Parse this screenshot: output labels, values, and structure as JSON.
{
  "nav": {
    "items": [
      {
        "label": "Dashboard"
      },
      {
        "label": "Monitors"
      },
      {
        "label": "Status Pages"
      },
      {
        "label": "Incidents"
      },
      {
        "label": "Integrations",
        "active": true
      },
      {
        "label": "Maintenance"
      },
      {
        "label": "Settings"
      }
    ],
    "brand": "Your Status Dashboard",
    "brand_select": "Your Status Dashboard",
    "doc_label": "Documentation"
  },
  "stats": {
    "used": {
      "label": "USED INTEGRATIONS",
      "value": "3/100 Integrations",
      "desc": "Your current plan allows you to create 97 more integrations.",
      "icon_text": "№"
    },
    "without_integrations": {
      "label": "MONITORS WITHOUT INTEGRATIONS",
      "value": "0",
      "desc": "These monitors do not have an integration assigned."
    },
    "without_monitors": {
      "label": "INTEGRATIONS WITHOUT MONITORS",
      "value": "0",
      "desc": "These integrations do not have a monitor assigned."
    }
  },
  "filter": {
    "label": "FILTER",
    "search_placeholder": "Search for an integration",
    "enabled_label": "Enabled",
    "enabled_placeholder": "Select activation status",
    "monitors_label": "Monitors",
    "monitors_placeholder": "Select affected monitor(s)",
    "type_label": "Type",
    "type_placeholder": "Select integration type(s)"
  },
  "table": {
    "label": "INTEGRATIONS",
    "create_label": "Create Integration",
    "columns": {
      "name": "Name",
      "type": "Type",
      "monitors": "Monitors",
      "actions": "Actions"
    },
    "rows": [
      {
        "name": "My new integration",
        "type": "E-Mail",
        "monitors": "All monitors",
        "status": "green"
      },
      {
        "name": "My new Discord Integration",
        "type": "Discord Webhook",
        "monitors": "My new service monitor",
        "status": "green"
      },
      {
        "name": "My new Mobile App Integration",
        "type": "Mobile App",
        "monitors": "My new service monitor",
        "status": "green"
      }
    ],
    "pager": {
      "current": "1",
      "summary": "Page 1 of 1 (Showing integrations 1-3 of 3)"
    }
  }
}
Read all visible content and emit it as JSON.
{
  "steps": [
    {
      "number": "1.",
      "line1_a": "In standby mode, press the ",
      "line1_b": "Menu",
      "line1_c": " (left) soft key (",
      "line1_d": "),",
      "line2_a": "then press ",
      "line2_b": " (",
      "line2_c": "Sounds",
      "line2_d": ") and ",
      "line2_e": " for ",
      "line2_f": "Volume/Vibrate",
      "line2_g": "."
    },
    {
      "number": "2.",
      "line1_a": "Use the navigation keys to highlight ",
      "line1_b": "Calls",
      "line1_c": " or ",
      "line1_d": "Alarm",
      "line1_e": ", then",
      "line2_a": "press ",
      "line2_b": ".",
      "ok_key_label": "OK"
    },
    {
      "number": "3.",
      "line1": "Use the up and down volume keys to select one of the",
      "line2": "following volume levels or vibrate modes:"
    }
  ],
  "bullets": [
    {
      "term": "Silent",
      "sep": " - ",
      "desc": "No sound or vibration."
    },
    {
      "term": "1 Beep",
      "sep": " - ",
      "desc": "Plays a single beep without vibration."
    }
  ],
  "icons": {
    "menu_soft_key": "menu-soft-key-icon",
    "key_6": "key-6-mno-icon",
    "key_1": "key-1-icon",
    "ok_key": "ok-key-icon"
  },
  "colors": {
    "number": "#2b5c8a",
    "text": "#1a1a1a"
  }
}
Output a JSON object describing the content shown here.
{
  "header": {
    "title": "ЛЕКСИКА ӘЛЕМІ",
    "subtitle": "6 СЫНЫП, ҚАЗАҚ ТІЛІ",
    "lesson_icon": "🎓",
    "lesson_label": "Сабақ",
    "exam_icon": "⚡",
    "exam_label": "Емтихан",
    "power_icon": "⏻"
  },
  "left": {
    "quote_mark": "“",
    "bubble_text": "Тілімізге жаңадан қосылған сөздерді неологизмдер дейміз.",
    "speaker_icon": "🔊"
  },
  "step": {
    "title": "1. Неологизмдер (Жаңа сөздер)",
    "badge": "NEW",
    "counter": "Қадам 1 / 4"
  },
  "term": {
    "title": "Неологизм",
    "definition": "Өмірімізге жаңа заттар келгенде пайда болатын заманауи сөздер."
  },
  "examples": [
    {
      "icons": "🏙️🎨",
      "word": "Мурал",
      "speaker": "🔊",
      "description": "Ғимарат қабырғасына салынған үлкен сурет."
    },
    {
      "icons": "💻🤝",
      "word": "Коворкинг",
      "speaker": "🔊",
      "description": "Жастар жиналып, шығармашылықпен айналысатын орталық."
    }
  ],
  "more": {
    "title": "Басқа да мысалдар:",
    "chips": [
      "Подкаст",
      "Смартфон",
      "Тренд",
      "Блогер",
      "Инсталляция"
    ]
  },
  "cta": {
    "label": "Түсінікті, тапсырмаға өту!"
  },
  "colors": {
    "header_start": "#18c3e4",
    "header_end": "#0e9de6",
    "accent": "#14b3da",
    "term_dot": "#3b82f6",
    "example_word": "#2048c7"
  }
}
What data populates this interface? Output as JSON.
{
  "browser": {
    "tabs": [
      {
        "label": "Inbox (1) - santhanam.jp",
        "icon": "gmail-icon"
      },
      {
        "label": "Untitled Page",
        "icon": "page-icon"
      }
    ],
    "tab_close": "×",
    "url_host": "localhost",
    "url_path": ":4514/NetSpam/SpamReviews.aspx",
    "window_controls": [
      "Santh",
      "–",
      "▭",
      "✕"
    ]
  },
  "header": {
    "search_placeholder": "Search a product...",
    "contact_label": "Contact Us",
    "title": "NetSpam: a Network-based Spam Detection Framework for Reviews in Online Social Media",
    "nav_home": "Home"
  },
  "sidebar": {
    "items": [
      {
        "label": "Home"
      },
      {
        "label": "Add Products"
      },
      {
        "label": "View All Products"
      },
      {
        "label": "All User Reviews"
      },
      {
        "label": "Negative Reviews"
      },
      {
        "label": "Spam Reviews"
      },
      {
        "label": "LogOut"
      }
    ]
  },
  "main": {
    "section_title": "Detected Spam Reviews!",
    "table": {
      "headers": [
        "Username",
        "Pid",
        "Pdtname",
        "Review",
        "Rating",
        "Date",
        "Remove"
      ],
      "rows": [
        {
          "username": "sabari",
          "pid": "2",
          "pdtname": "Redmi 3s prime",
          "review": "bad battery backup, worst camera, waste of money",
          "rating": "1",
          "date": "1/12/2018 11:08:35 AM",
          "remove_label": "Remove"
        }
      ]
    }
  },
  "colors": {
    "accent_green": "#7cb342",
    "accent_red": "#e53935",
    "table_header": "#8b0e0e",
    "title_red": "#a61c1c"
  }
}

*****

All of the entries above need to be reproduced exactly.

Parse this screenshot: output labels, values, and structure as JSON.
{
  "nav": {
    "items": [
      {
        "label": "Dashboard"
      },
      {
        "label": "Monitors"
      },
      {
        "label": "Status Pages"
      },
      {
        "label": "Incidents"
      },
      {
        "label": "Integrations",
        "active": true
      },
      {
        "label": "Maintenance"
      },
      {
        "label": "Settings"
      }
    ],
    "brand": "Your Status Dashboard",
    "brand_select": "Your Status Dashboard",
    "doc_label": "Documentation"
  },
  "stats": {
    "used": {
      "label": "USED INTEGRATIONS",
      "value": "3/100 Integrations",
      "desc": "Your current plan allows you to create 97 more integrations.",
      "icon_text": "№"
    },
    "without_integrations": {
      "label": "MONITORS WITHOUT INTEGRATIONS",
      "value": "0",
      "desc": "These monitors do not have an integration assigned."
    },
    "without_monitors": {
      "label": "INTEGRATIONS WITHOUT MONITORS",
      "value": "0",
      "desc": "These integrations do not have a monitor assigned."
    }
  },
  "filter": {
    "label": "FILTER",
    "search_placeholder": "Search for an integration",
    "enabled_label": "Enabled",
    "enabled_placeholder": "Select activation status",
    "monitors_label": "Monitors",
    "monitors_placeholder": "Select affected monitor(s)",
    "type_label": "Type",
    "type_placeholder": "Select integration type(s)"
  },
  "table": {
    "label": "INTEGRATIONS",
    "create_label": "Create Integration",
    "columns": {
      "name": "Name",
      "type": "Type",
      "monitors": "Monitors",
      "actions": "Actions"
    },
    "rows": [
      {
        "name": "My new integration",
        "type": "E-Mail",
        "monitors": "All monitors",
        "status": "green"
      },
      {
        "name": "My new Discord Integration",
        "type": "Discord Webhook",
        "monitors": "My new service monitor",
        "status": "green"
      },
      {
        "name": "My new Mobile App Integration",
        "type": "Mobile App",
        "monitors": "My new service monitor",
        "status": "green"
      }
    ],
    "pager": {
      "current": "1",
      "summary": "Page 1 of 1 (Showing integrations 1-3 of 3)"
    }
  }
}
Read all visible content and emit it as JSON.
{
  "steps": [
    {
      "number": "1.",
      "line1_a": "In standby mode, press the ",
      "line1_b": "Menu",
      "line1_c": " (left) soft key (",
      "line1_d": "),",
      "line2_a": "then press ",
      "line2_b": " (",
      "line2_c": "Sounds",
      "line2_d": ") and ",
      "line2_e": " for ",
      "line2_f": "Volume/Vibrate",
      "line2_g": "."
    },
    {
      "number": "2.",
      "line1_a": "Use the navigation keys to highlight ",
      "line1_b": "Calls",
      "line1_c": " or ",
      "line1_d": "Alarm",
      "line1_e": ", then",
      "line2_a": "press ",
      "line2_b": ".",
      "ok_key_label": "OK"
    },
    {
      "number": "3.",
      "line1": "Use the up and down volume keys to select one of the",
      "line2": "following volume levels or vibrate modes:"
    }
  ],
  "bullets": [
    {
      "term": "Silent",
      "sep": " - ",
      "desc": "No sound or vibration."
    },
    {
      "term": "1 Beep",
      "sep": " - ",
      "desc": "Plays a single beep without vibration."
    }
  ],
  "icons": {
    "menu_soft_key": "menu-soft-key-icon",
    "key_6": "key-6-mno-icon",
    "key_1": "key-1-icon",
    "ok_key": "ok-key-icon"
  },
  "colors": {
    "number": "#2b5c8a",
    "text": "#1a1a1a"
  }
}
Output a JSON object describing the content shown here.
{
  "header": {
    "title": "ЛЕКСИКА ӘЛЕМІ",
    "subtitle": "6 СЫНЫП, ҚАЗАҚ ТІЛІ",
    "lesson_icon": "🎓",
    "lesson_label": "Сабақ",
    "exam_icon": "⚡",
    "exam_label": "Емтихан",
    "power_icon": "⏻"
  },
  "left": {
    "quote_mark": "“",
    "bubble_text": "Тілімізге жаңадан қосылған сөздерді неологизмдер дейміз.",
    "speaker_icon": "🔊"
  },
  "step": {
    "title": "1. Неологизмдер (Жаңа сөздер)",
    "badge": "NEW",
    "counter": "Қадам 1 / 4"
  },
  "term": {
    "title": "Неологизм",
    "definition": "Өмірімізге жаңа заттар келгенде пайда болатын заманауи сөздер."
  },
  "examples": [
    {
      "icons": "🏙️🎨",
      "word": "Мурал",
      "speaker": "🔊",
      "description": "Ғимарат қабырғасына салынған үлкен сурет."
    },
    {
      "icons": "💻🤝",
      "word": "Коворкинг",
      "speaker": "🔊",
      "description": "Жастар жиналып, шығармашылықпен айналысатын орталық."
    }
  ],
  "more": {
    "title": "Басқа да мысалдар:",
    "chips": [
      "Подкаст",
      "Смартфон",
      "Тренд",
      "Блогер",
      "Инсталляция"
    ]
  },
  "cta": {
    "label": "Түсінікті, тапсырмаға өту!"
  },
  "colors": {
    "header_start": "#18c3e4",
    "header_end": "#0e9de6",
    "accent": "#14b3da",
    "term_dot": "#3b82f6",
    "example_word": "#2048c7"
  }
}
What data populates this interface? Output as JSON.
{
  "browser": {
    "tabs": [
      {
        "label": "Inbox (1) - santhanam.jp",
        "icon": "gmail-icon"
      },
      {
        "label": "Untitled Page",
        "icon": "page-icon"
      }
    ],
    "tab_close": "×",
    "url_host": "localhost",
    "url_path": ":4514/NetSpam/SpamReviews.aspx",
    "window_controls": [
      "Santh",
      "–",
      "▭",
      "✕"
    ]
  },
  "header": {
    "search_placeholder": "Search a product...",
    "contact_label": "Contact Us",
    "title": "NetSpam: a Network-based Spam Detection Framework for Reviews in Online Social Media",
    "nav_home": "Home"
  },
  "sidebar": {
    "items": [
      {
        "label": "Home"
      },
      {
        "label": "Add Products"
      },
      {
        "label": "View All Products"
      },
      {
        "label": "All User Reviews"
      },
      {
        "label": "Negative Reviews"
      },
      {
        "label": "Spam Reviews"
      },
      {
        "label": "LogOut"
      }
    ]
  },
  "main": {
    "section_title": "Detected Spam Reviews!",
    "table": {
      "headers": [
        "Username",
        "Pid",
        "Pdtname",
        "Review",
        "Rating",
        "Date",
        "Remove"
      ],
      "rows": [
        {
          "username": "sabari",
          "pid": "2",
          "pdtname": "Redmi 3s prime",
          "review": "bad battery backup, worst camera, waste of money",
          "rating": "1",
          "date": "1/12/2018 11:08:35 AM",
          "remove_label": "Remove"
        }
      ]
    }
  },
  "colors": {
    "accent_green": "#7cb342",
    "accent_red": "#e53935",
    "table_header": "#8b0e0e",
    "title_red": "#a61c1c"
  }
}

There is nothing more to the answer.